--- START OF Dataset entries ---

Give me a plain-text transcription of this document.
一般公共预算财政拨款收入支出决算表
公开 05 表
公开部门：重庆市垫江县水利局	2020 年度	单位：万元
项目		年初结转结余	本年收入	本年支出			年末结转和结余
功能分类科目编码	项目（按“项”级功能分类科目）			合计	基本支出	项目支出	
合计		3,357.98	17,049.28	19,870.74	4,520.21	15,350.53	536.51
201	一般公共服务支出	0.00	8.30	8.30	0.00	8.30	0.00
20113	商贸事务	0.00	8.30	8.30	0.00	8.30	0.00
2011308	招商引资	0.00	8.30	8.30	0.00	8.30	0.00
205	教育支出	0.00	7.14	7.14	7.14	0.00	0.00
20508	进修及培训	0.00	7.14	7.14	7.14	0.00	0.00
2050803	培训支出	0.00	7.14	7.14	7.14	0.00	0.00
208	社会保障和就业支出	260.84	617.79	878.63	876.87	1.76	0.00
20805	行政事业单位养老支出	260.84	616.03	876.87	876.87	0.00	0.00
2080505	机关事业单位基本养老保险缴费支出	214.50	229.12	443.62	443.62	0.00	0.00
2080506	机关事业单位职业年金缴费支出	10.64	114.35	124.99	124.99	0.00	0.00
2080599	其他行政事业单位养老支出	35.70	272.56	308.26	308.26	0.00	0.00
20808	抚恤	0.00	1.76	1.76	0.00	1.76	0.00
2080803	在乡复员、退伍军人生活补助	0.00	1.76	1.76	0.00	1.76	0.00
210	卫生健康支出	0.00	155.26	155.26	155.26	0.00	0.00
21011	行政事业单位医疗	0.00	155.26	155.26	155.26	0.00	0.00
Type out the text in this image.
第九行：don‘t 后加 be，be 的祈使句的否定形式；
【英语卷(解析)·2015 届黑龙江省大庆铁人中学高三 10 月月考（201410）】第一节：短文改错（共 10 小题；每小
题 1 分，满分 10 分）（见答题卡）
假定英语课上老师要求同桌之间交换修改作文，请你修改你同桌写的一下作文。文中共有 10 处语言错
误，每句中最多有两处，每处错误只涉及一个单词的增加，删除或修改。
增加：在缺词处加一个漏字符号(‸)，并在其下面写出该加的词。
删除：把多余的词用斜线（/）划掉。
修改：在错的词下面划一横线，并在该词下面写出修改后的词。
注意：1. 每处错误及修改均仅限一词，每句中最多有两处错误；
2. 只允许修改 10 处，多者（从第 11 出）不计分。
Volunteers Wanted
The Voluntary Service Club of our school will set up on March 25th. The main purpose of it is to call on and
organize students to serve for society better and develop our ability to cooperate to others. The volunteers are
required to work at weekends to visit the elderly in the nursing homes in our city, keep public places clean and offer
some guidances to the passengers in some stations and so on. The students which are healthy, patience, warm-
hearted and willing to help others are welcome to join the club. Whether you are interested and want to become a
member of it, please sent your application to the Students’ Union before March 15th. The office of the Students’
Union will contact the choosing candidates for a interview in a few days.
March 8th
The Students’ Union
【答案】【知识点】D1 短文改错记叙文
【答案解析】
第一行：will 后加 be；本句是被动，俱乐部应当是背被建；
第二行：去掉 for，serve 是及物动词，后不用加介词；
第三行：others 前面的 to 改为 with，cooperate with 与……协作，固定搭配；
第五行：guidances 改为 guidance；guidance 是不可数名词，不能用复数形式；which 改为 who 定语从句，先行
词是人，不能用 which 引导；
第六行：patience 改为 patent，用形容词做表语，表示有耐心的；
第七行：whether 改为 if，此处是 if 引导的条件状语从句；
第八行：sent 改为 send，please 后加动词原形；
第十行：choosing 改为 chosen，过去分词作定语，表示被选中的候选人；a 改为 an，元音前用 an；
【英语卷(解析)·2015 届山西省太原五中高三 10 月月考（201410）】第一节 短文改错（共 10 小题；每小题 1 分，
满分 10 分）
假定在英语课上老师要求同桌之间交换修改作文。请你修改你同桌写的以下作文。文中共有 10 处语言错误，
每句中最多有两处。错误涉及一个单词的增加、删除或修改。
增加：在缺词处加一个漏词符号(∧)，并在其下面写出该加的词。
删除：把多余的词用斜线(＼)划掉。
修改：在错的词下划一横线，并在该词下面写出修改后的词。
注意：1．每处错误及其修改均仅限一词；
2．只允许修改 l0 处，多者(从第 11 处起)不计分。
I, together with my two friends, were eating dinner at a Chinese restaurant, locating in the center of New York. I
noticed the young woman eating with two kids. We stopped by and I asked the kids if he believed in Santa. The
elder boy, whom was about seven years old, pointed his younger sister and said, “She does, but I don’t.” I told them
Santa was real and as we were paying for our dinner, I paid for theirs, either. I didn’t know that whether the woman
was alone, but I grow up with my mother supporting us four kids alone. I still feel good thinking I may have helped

--- END OF Dataset entries ---

## Your task
Every line above needs to be retyped exactly.

## Exercise answer
Give me a plain-text transcription of this document.
一般公共预算财政拨款收入支出决算表
公开 05 表
公开部门：重庆市垫江县水利局	2020 年度	单位：万元
项目		年初结转结余	本年收入	本年支出			年末结转和结余
功能分类科目编码	项目（按“项”级功能分类科目）			合计	基本支出	项目支出	
合计		3,357.98	17,049.28	19,870.74	4,520.21	15,350.53	536.51
201	一般公共服务支出	0.00	8.30	8.30	0.00	8.30	0.00
20113	商贸事务	0.00	8.30	8.30	0.00	8.30	0.00
2011308	招商引资	0.00	8.30	8.30	0.00	8.30	0.00
205	教育支出	0.00	7.14	7.14	7.14	0.00	0.00
20508	进修及培训	0.00	7.14	7.14	7.14	0.00	0.00
2050803	培训支出	0.00	7.14	7.14	7.14	0.00	0.00
208	社会保障和就业支出	260.84	617.79	878.63	876.87	1.76	0.00
20805	行政事业单位养老支出	260.84	616.03	876.87	876.87	0.00	0.00
2080505	机关事业单位基本养老保险缴费支出	214.50	229.12	443.62	443.62	0.00	0.00
2080506	机关事业单位职业年金缴费支出	10.64	114.35	124.99	124.99	0.00	0.00
2080599	其他行政事业单位养老支出	35.70	272.56	308.26	308.26	0.00	0.00
20808	抚恤	0.00	1.76	1.76	0.00	1.76	0.00
2080803	在乡复员、退伍军人生活补助	0.00	1.76	1.76	0.00	1.76	0.00
210	卫生健康支出	0.00	155.26	155.26	155.26	0.00	0.00
21011	行政事业单位医疗	0.00	155.26	155.26	155.26	0.00	0.00
Type out the text in this image.
第九行：don‘t 后加 be，be 的祈使句的否定形式；
【英语卷(解析)·2015 届黑龙江省大庆铁人中学高三 10 月月考（201410）】第一节：短文改错（共 10 小题；每小
题 1 分，满分 10 分）（见答题卡）
假定英语课上老师要求同桌之间交换修改作文，请你修改你同桌写的一下作文。文中共有 10 处语言错
误，每句中最多有两处，每处错误只涉及一个单词的增加，删除或修改。
增加：在缺词处加一个漏字符号(‸)，并在其下面写出该加的词。
删除：把多余的词用斜线（/）划掉。
修改：在错的词下面划一横线，并在该词下面写出修改后的词。
注意：1. 每处错误及修改均仅限一词，每句中最多有两处错误；
2. 只允许修改 10 处，多者（从第 11 出）不计分。
Volunteers Wanted
The Voluntary Service Club of our school will set up on March 25th. The main purpose of it is to call on and
organize students to serve for society better and develop our ability to cooperate to others. The volunteers are
required to work at weekends to visit the elderly in the nursing homes in our city, keep public places clean and offer
some guidances to the passengers in some stations and so on. The students which are healthy, patience, warm-
hearted and willing to help others are welcome to join the club. Whether you are interested and want to become a
member of it, please sent your application to the Students’ Union before March 15th. The office of the Students’
Union will contact the choosing candidates for a interview in a few days.
March 8th
The Students’ Union
【答案】【知识点】D1 短文改错记叙文
【答案解析】
第一行：will 后加 be；本句是被动，俱乐部应当是背被建；
第二行：去掉 for，serve 是及物动词，后不用加介词；
第三行：others 前面的 to 改为 with，cooperate with 与……协作，固定搭配；
第五行：guidances 改为 guidance；guidance 是不可数名词，不能用复数形式；which 改为 who 定语从句，先行
词是人，不能用 which 引导；
第六行：patience 改为 patent，用形容词做表语，表示有耐心的；
第七行：whether 改为 if，此处是 if 引导的条件状语从句；
第八行：sent 改为 send，please 后加动词原形；
第十行：choosing 改为 chosen，过去分词作定语，表示被选中的候选人；a 改为 an，元音前用 an；
【英语卷(解析)·2015 届山西省太原五中高三 10 月月考（201410）】第一节 短文改错（共 10 小题；每小题 1 分，
满分 10 分）
假定在英语课上老师要求同桌之间交换修改作文。请你修改你同桌写的以下作文。文中共有 10 处语言错误，
每句中最多有两处。错误涉及一个单词的增加、删除或修改。
增加：在缺词处加一个漏词符号(∧)，并在其下面写出该加的词。
删除：把多余的词用斜线(＼)划掉。
修改：在错的词下划一横线，并在该词下面写出修改后的词。
注意：1．每处错误及其修改均仅限一词；
2．只允许修改 l0 处，多者(从第 11 处起)不计分。
I, together with my two friends, were eating dinner at a Chinese restaurant, locating in the center of New York. I
noticed the young woman eating with two kids. We stopped by and I asked the kids if he believed in Santa. The
elder boy, whom was about seven years old, pointed his younger sister and said, “She does, but I don’t.” I told them
Santa was real and as we were paying for our dinner, I paid for theirs, either. I didn’t know that whether the woman
was alone, but I grow up with my mother supporting us four kids alone. I still feel good thinking I may have helped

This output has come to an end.